#### INSTRUCTION:
Go through the data and copy every line exactly, but not the images.

#### LISTED RECORDS:
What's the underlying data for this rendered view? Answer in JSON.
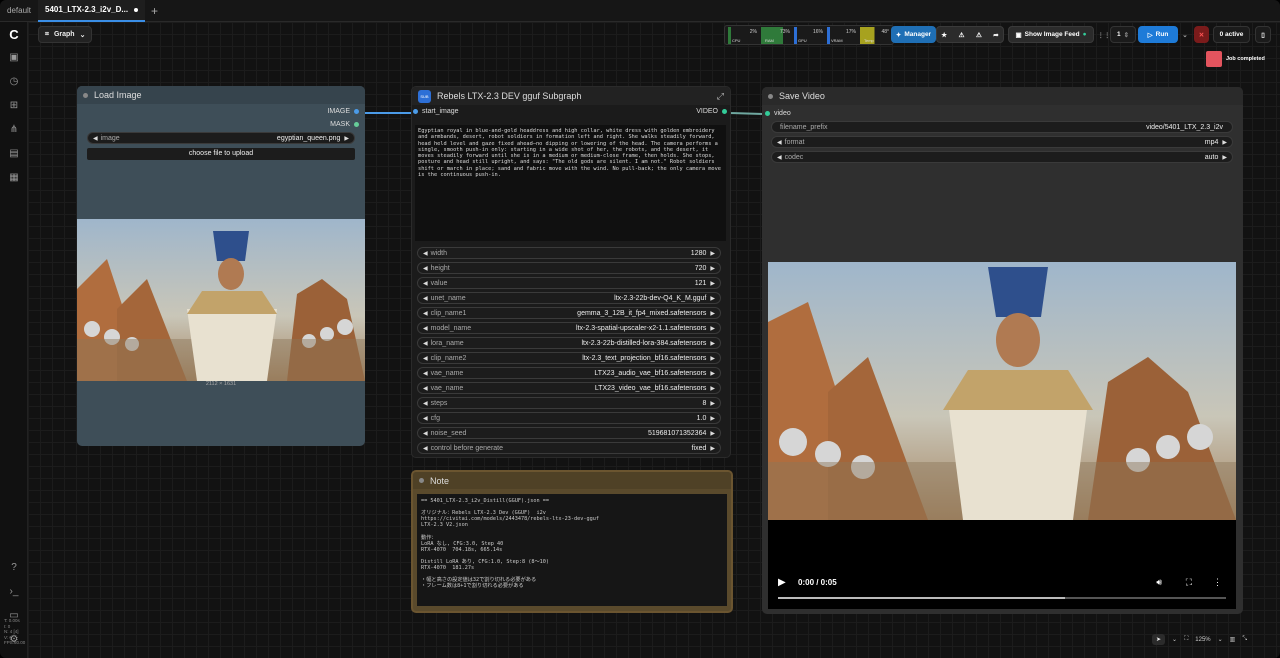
{
  "tabs": [
    {
      "label": "default"
    },
    {
      "label": "5401_LTX-2.3_i2v_D..."
    }
  ],
  "toolbar": {
    "graph_label": "Graph",
    "stats": [
      {
        "label": "CPU",
        "value": "2%",
        "color": "#2f7a3a"
      },
      {
        "label": "RAM",
        "value": "73%",
        "color": "#2f7a3a"
      },
      {
        "label": "GPU",
        "value": "16%",
        "color": "#2d6fd6"
      },
      {
        "label": "VRAM",
        "value": "17%",
        "color": "#2d6fd6"
      },
      {
        "label": "Temp",
        "value": "48°",
        "color": "#a7a21f"
      }
    ],
    "manager_label": "Manager",
    "image_feed_label": "Show Image Feed",
    "run_count": "1",
    "run_label": "Run",
    "active_label": "0 active",
    "toast_label": "Job completed"
  },
  "load_image": {
    "title": "Load Image",
    "out_image": "IMAGE",
    "out_mask": "MASK",
    "image_label": "image",
    "image_value": "egyptian_queen.png",
    "upload_label": "choose file to upload",
    "dimensions": "2112 × 1631"
  },
  "subgraph": {
    "title": "Rebels LTX-2.3 DEV gguf Subgraph",
    "input": "start_image",
    "output": "VIDEO",
    "prompt": "Egyptian royal in blue-and-gold headdress and high collar, white dress with golden embroidery and armbands, desert, robot soldiers in formation left and right. She walks steadily forward, head held level and gaze fixed ahead—no dipping or lowering of the head. The camera performs a single, smooth push-in only: starting in a wide shot of her, the robots, and the desert, it moves steadily forward until she is in a medium or medium-close frame, then holds. She stops, posture and head still upright, and says: \"The old gods are silent. I am not.\" Robot soldiers shift or march in place; sand and fabric move with the wind. No pull-back; the only camera move is the continuous push-in.",
    "widgets": [
      {
        "label": "width",
        "value": "1280"
      },
      {
        "label": "height",
        "value": "720"
      },
      {
        "label": "value",
        "value": "121"
      },
      {
        "label": "unet_name",
        "value": "ltx-2.3-22b-dev-Q4_K_M.gguf"
      },
      {
        "label": "clip_name1",
        "value": "gemma_3_12B_it_fp4_mixed.safetensors"
      },
      {
        "label": "model_name",
        "value": "ltx-2.3-spatial-upscaler-x2-1.1.safetensors"
      },
      {
        "label": "lora_name",
        "value": "ltx-2.3-22b-distilled-lora-384.safetensors"
      },
      {
        "label": "clip_name2",
        "value": "ltx-2.3_text_projection_bf16.safetensors"
      },
      {
        "label": "vae_name",
        "value": "LTX23_audio_vae_bf16.safetensors"
      },
      {
        "label": "vae_name",
        "value": "LTX23_video_vae_bf16.safetensors"
      },
      {
        "label": "steps",
        "value": "8"
      },
      {
        "label": "cfg",
        "value": "1.0"
      },
      {
        "label": "noise_seed",
        "value": "519681071352364"
      },
      {
        "label": "control before generate",
        "value": "fixed"
      }
    ]
  },
  "note": {
    "title": "Note",
    "text": "== 5401_LTX-2.3_i2v_Distill(GGUF).json ==\n\nオリジナル：Rebels LTX-2.3 Dev (GGUF)  i2v\nhttps://civitai.com/models/2443478/rebels-ltx-23-dev-gguf\nLTX-2.3 V2.json\n\n動作：\nLoRA なし, CFG:3.0, Step 40\nRTX-4070  704.18s, 665.14s\n\nDistill LoRA あり, CFG:1.0, Step:8 (8～10)\nRTX-4070  181.27s\n\n・幅と高さの設定値は32で割り切れる必要がある\n・フレーム数は8+1で割り切れる必要がある"
  },
  "save_video": {
    "title": "Save Video",
    "input": "video",
    "widgets": [
      {
        "label": "filename_prefix",
        "value": "video/5401_LTX_2.3_i2v"
      },
      {
        "label": "format",
        "value": "mp4"
      },
      {
        "label": "codec",
        "value": "auto"
      }
    ],
    "time": "0:00 / 0:05",
    "progress": 0.64
  },
  "sidebar_stats": "T: 0.00s\nI: 0\nN: 4 [4]\nV: 6\nFPS:60.00",
  "zoom": "125%"
}
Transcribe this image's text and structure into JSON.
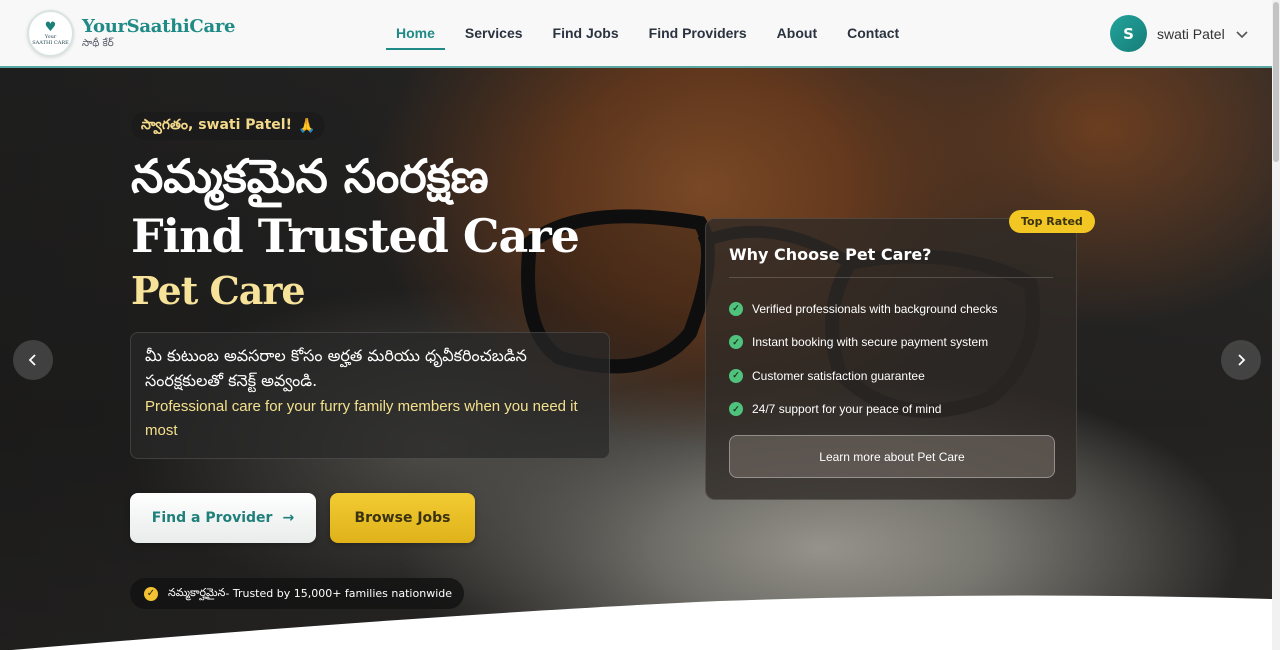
{
  "brand": {
    "title": "YourSaathiCare",
    "subtitle": "సాథీ కేర్",
    "badge_line1": "Your",
    "badge_line2": "SAATHI CARE"
  },
  "nav": {
    "items": [
      {
        "label": "Home",
        "active": true
      },
      {
        "label": "Services",
        "active": false
      },
      {
        "label": "Find Jobs",
        "active": false
      },
      {
        "label": "Find Providers",
        "active": false
      },
      {
        "label": "About",
        "active": false
      },
      {
        "label": "Contact",
        "active": false
      }
    ]
  },
  "user": {
    "initial": "S",
    "name": "swati Patel"
  },
  "hero": {
    "welcome": "స్వాగతం, swati Patel!",
    "welcome_icon": "🙏",
    "heading_telugu": "నమ్మకమైన సంరక్షణ",
    "heading_english": "Find Trusted Care",
    "heading_category": "Pet Care",
    "description_telugu": "మీ కుటుంబ అవసరాల కోసం అర్హత మరియు ధృవీకరించబడిన సంరక్షకులతో కనెక్ట్ అవ్వండి.",
    "description_english": "Professional care for your furry family members when you need it most",
    "btn_find_provider": "Find a Provider",
    "btn_browse_jobs": "Browse Jobs",
    "trust_telugu": "నమ్మకార్హమైన",
    "trust_text": " - Trusted by 15,000+ families nationwide",
    "prev_icon": "chevron-left-icon",
    "next_icon": "chevron-right-icon"
  },
  "why_card": {
    "badge": "Top Rated",
    "title": "Why Choose Pet Care?",
    "features": [
      "Verified professionals with background checks",
      "Instant booking with secure payment system",
      "Customer satisfaction guarantee",
      "24/7 support for your peace of mind"
    ],
    "learn_more": "Learn more about Pet Care"
  },
  "colors": {
    "brand_teal": "#1f8a86",
    "accent_yellow": "#f2c623",
    "highlight_text": "#f7e29a",
    "check_green": "#4fc27c"
  }
}
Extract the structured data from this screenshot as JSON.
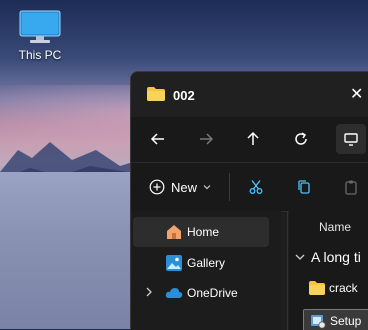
{
  "desktop": {
    "icons": [
      {
        "label": "This PC",
        "icon": "monitor-icon"
      }
    ]
  },
  "window": {
    "tab_title": "002",
    "close_glyph": "✕",
    "nav": {
      "back_icon": "arrow-left-icon",
      "forward_icon": "arrow-right-icon",
      "up_icon": "arrow-up-icon",
      "refresh_icon": "refresh-icon",
      "view_icon": "monitor-icon"
    },
    "toolbar": {
      "new_label": "New",
      "cut_icon": "scissors-icon",
      "copy_icon": "copy-icon",
      "paste_icon": "clipboard-icon"
    },
    "sidebar": {
      "items": [
        {
          "label": "Home",
          "icon": "home-icon",
          "selected": true
        },
        {
          "label": "Gallery",
          "icon": "gallery-icon",
          "selected": false
        },
        {
          "label": "OneDrive",
          "icon": "cloud-icon",
          "selected": false,
          "expandable": true
        }
      ]
    },
    "content": {
      "column_header": "Name",
      "group_label": "A long ti",
      "files": [
        {
          "name": "crack",
          "icon": "folder-icon"
        },
        {
          "name": "Setup",
          "icon": "setup-icon",
          "hovered": true
        }
      ]
    }
  },
  "colors": {
    "window_bg": "#1f1f1f",
    "folder_yellow": "#f5c542",
    "accent_blue": "#4cc2ff"
  }
}
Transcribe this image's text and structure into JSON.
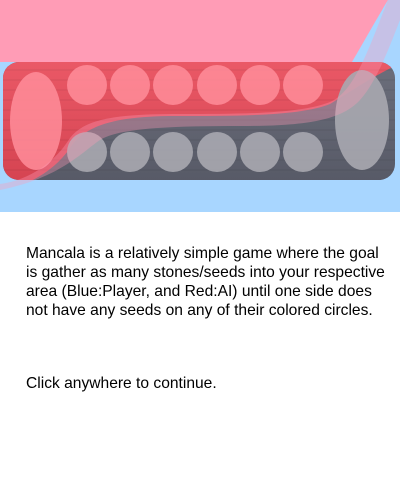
{
  "colors": {
    "player_blue": "#a8d6ff",
    "ai_red": "#ff9cb6",
    "board_gray": "#5f6270",
    "board_red": "#e84a59",
    "pit_light": "#cfcfd4"
  },
  "board": {
    "ai_store_label": "",
    "player_store_label": "",
    "pits_per_row": 6
  },
  "instructions": {
    "text": "Mancala is a relatively simple game where the goal is gather as many stones/seeds into your respective area (Blue:Player, and Red:AI) until one side does not have any seeds on any of their colored circles.",
    "continue": "Click anywhere to continue."
  }
}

#### EXPECTED ANSWER:
What's the underlying data for this rendered view? Answer in JSON.
{
  "tabs": [
    {
      "label": "default"
    },
    {
      "label": "5401_LTX-2.3_i2v_D..."
    }
  ],
  "toolbar": {
    "graph_label": "Graph",
    "stats": [
      {
        "label": "CPU",
        "value": "2%",
        "color": "#2f7a3a"
      },
      {
        "label": "RAM",
        "value": "73%",
        "color": "#2f7a3a"
      },
      {
        "label": "GPU",
        "value": "16%",
        "color": "#2d6fd6"
      },
      {
        "label": "VRAM",
        "value": "17%",
        "color": "#2d6fd6"
      },
      {
        "label": "Temp",
        "value": "48°",
        "color": "#a7a21f"
      }
    ],
    "manager_label": "Manager",
    "image_feed_label": "Show Image Feed",
    "run_count": "1",
    "run_label": "Run",
    "active_label": "0 active",
    "toast_label": "Job completed"
  },
  "load_image": {
    "title": "Load Image",
    "out_image": "IMAGE",
    "out_mask": "MASK",
    "image_label": "image",
    "image_value": "egyptian_queen.png",
    "upload_label": "choose file to upload",
    "dimensions": "2112 × 1631"
  },
  "subgraph": {
    "title": "Rebels LTX-2.3 DEV gguf Subgraph",
    "input": "start_image",
    "output": "VIDEO",
    "prompt": "Egyptian royal in blue-and-gold headdress and high collar, white dress with golden embroidery and armbands, desert, robot soldiers in formation left and right. She walks steadily forward, head held level and gaze fixed ahead—no dipping or lowering of the head. The camera performs a single, smooth push-in only: starting in a wide shot of her, the robots, and the desert, it moves steadily forward until she is in a medium or medium-close frame, then holds. She stops, posture and head still upright, and says: \"The old gods are silent. I am not.\" Robot soldiers shift or march in place; sand and fabric move with the wind. No pull-back; the only camera move is the continuous push-in.",
    "widgets": [
      {
        "label": "width",
        "value": "1280"
      },
      {
        "label": "height",
        "value": "720"
      },
      {
        "label": "value",
        "value": "121"
      },
      {
        "label": "unet_name",
        "value": "ltx-2.3-22b-dev-Q4_K_M.gguf"
      },
      {
        "label": "clip_name1",
        "value": "gemma_3_12B_it_fp4_mixed.safetensors"
      },
      {
        "label": "model_name",
        "value": "ltx-2.3-spatial-upscaler-x2-1.1.safetensors"
      },
      {
        "label": "lora_name",
        "value": "ltx-2.3-22b-distilled-lora-384.safetensors"
      },
      {
        "label": "clip_name2",
        "value": "ltx-2.3_text_projection_bf16.safetensors"
      },
      {
        "label": "vae_name",
        "value": "LTX23_audio_vae_bf16.safetensors"
      },
      {
        "label": "vae_name",
        "value": "LTX23_video_vae_bf16.safetensors"
      },
      {
        "label": "steps",
        "value": "8"
      },
      {
        "label": "cfg",
        "value": "1.0"
      },
      {
        "label": "noise_seed",
        "value": "519681071352364"
      },
      {
        "label": "control before generate",
        "value": "fixed"
      }
    ]
  },
  "note": {
    "title": "Note",
    "text": "== 5401_LTX-2.3_i2v_Distill(GGUF).json ==\n\nオリジナル：Rebels LTX-2.3 Dev (GGUF)  i2v\nhttps://civitai.com/models/2443478/rebels-ltx-23-dev-gguf\nLTX-2.3 V2.json\n\n動作：\nLoRA なし, CFG:3.0, Step 40\nRTX-4070  704.18s, 665.14s\n\nDistill LoRA あり, CFG:1.0, Step:8 (8～10)\nRTX-4070  181.27s\n\n・幅と高さの設定値は32で割り切れる必要がある\n・フレーム数は8+1で割り切れる必要がある"
  },
  "save_video": {
    "title": "Save Video",
    "input": "video",
    "widgets": [
      {
        "label": "filename_prefix",
        "value": "video/5401_LTX_2.3_i2v"
      },
      {
        "label": "format",
        "value": "mp4"
      },
      {
        "label": "codec",
        "value": "auto"
      }
    ],
    "time": "0:00 / 0:05",
    "progress": 0.64
  },
  "sidebar_stats": "T: 0.00s\nI: 0\nN: 4 [4]\nV: 6\nFPS:60.00",
  "zoom": "125%"
}
Transcribe this image's text and structure into JSON.
{
  "brand": {
    "title": "YourSaathiCare",
    "subtitle": "సాథీ కేర్",
    "badge_line1": "Your",
    "badge_line2": "SAATHI CARE"
  },
  "nav": {
    "items": [
      {
        "label": "Home",
        "active": true
      },
      {
        "label": "Services",
        "active": false
      },
      {
        "label": "Find Jobs",
        "active": false
      },
      {
        "label": "Find Providers",
        "active": false
      },
      {
        "label": "About",
        "active": false
      },
      {
        "label": "Contact",
        "active": false
      }
    ]
  },
  "user": {
    "initial": "S",
    "name": "swati Patel"
  },
  "hero": {
    "welcome": "స్వాగతం, swati Patel!",
    "welcome_icon": "🙏",
    "heading_telugu": "నమ్మకమైన సంరక్షణ",
    "heading_english": "Find Trusted Care",
    "heading_category": "Pet Care",
    "description_telugu": "మీ కుటుంబ అవసరాల కోసం అర్హత మరియు ధృవీకరించబడిన సంరక్షకులతో కనెక్ట్ అవ్వండి.",
    "description_english": "Professional care for your furry family members when you need it most",
    "btn_find_provider": "Find a Provider",
    "btn_browse_jobs": "Browse Jobs",
    "trust_telugu": "నమ్మకార్హమైన",
    "trust_text": " - Trusted by 15,000+ families nationwide",
    "prev_icon": "chevron-left-icon",
    "next_icon": "chevron-right-icon"
  },
  "why_card": {
    "badge": "Top Rated",
    "title": "Why Choose Pet Care?",
    "features": [
      "Verified professionals with background checks",
      "Instant booking with secure payment system",
      "Customer satisfaction guarantee",
      "24/7 support for your peace of mind"
    ],
    "learn_more": "Learn more about Pet Care"
  },
  "colors": {
    "brand_teal": "#1f8a86",
    "accent_yellow": "#f2c623",
    "highlight_text": "#f7e29a",
    "check_green": "#4fc27c"
  }
}
Extract the structured data from this screenshot as JSON.
{
  "desktop": {
    "icons": [
      {
        "label": "This PC",
        "icon": "monitor-icon"
      }
    ]
  },
  "window": {
    "tab_title": "002",
    "close_glyph": "✕",
    "nav": {
      "back_icon": "arrow-left-icon",
      "forward_icon": "arrow-right-icon",
      "up_icon": "arrow-up-icon",
      "refresh_icon": "refresh-icon",
      "view_icon": "monitor-icon"
    },
    "toolbar": {
      "new_label": "New",
      "cut_icon": "scissors-icon",
      "copy_icon": "copy-icon",
      "paste_icon": "clipboard-icon"
    },
    "sidebar": {
      "items": [
        {
          "label": "Home",
          "icon": "home-icon",
          "selected": true
        },
        {
          "label": "Gallery",
          "icon": "gallery-icon",
          "selected": false
        },
        {
          "label": "OneDrive",
          "icon": "cloud-icon",
          "selected": false,
          "expandable": true
        }
      ]
    },
    "content": {
      "column_header": "Name",
      "group_label": "A long ti",
      "files": [
        {
          "name": "crack",
          "icon": "folder-icon"
        },
        {
          "name": "Setup",
          "icon": "setup-icon",
          "hovered": true
        }
      ]
    }
  },
  "colors": {
    "window_bg": "#1f1f1f",
    "folder_yellow": "#f5c542",
    "accent_blue": "#4cc2ff"
  }
}
Transcribe this image's text and structure into JSON.
{
  "colors": {
    "player_blue": "#a8d6ff",
    "ai_red": "#ff9cb6",
    "board_gray": "#5f6270",
    "board_red": "#e84a59",
    "pit_light": "#cfcfd4"
  },
  "board": {
    "ai_store_label": "",
    "player_store_label": "",
    "pits_per_row": 6
  },
  "instructions": {
    "text": "Mancala is a relatively simple game where the goal is gather as many stones/seeds into your respective area (Blue:Player, and Red:AI) until one side does not have any seeds on any of their colored circles.",
    "continue": "Click anywhere to continue."
  }
}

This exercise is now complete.